**PROVIDED RECORDS:**

· · · ·

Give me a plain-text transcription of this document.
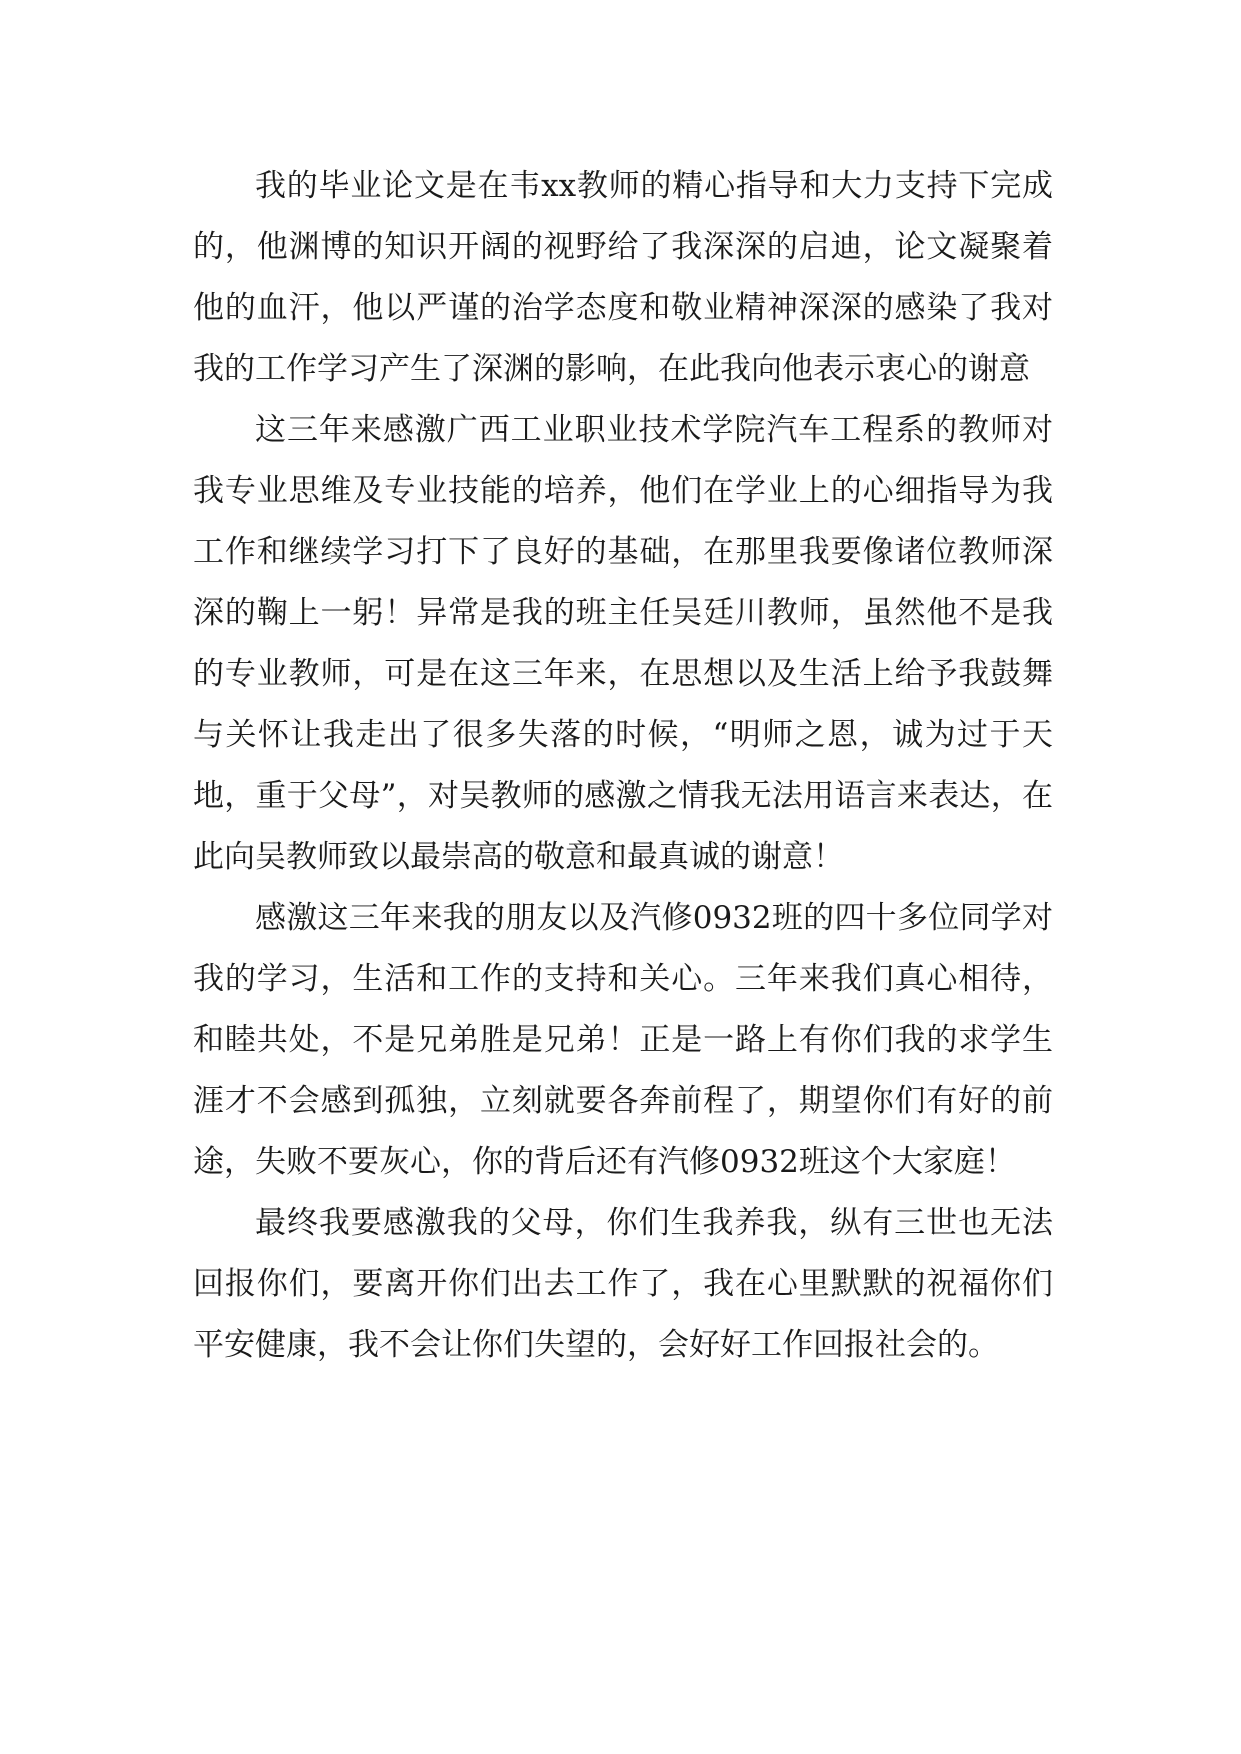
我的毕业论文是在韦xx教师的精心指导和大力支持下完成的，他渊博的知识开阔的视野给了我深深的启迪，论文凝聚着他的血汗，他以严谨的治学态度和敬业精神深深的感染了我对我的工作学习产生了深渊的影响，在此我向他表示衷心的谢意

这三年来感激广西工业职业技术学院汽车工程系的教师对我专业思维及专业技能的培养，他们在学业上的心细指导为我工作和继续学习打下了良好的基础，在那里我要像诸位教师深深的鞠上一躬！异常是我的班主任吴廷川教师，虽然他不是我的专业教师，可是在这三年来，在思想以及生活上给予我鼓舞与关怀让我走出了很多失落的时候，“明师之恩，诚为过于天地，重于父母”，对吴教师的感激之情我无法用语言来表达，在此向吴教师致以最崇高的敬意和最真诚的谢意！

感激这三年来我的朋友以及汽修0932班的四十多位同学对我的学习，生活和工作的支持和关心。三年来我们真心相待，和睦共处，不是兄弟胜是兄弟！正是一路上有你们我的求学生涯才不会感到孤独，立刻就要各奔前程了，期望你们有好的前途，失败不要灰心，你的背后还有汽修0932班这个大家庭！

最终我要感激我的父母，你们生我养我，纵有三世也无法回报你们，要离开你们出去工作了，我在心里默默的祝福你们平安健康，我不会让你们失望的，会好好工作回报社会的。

· · · ·

**WHAT IS REQUIRED:**
Every record must be copied exactly, with the pictures left out.

**EXERCISE SOLUTION:**
Give me a plain-text transcription of this document.
我的毕业论文是在韦xx教师的精心指导和大力支持下完成的，他渊博的知识开阔的视野给了我深深的启迪，论文凝聚着他的血汗，他以严谨的治学态度和敬业精神深深的感染了我对我的工作学习产生了深渊的影响，在此我向他表示衷心的谢意

这三年来感激广西工业职业技术学院汽车工程系的教师对我专业思维及专业技能的培养，他们在学业上的心细指导为我工作和继续学习打下了良好的基础，在那里我要像诸位教师深深的鞠上一躬！异常是我的班主任吴廷川教师，虽然他不是我的专业教师，可是在这三年来，在思想以及生活上给予我鼓舞与关怀让我走出了很多失落的时候，“明师之恩，诚为过于天地，重于父母”，对吴教师的感激之情我无法用语言来表达，在此向吴教师致以最崇高的敬意和最真诚的谢意！

感激这三年来我的朋友以及汽修0932班的四十多位同学对我的学习，生活和工作的支持和关心。三年来我们真心相待，和睦共处，不是兄弟胜是兄弟！正是一路上有你们我的求学生涯才不会感到孤独，立刻就要各奔前程了，期望你们有好的前途，失败不要灰心，你的背后还有汽修0932班这个大家庭！

最终我要感激我的父母，你们生我养我，纵有三世也无法回报你们，要离开你们出去工作了，我在心里默默的祝福你们平安健康，我不会让你们失望的，会好好工作回报社会的。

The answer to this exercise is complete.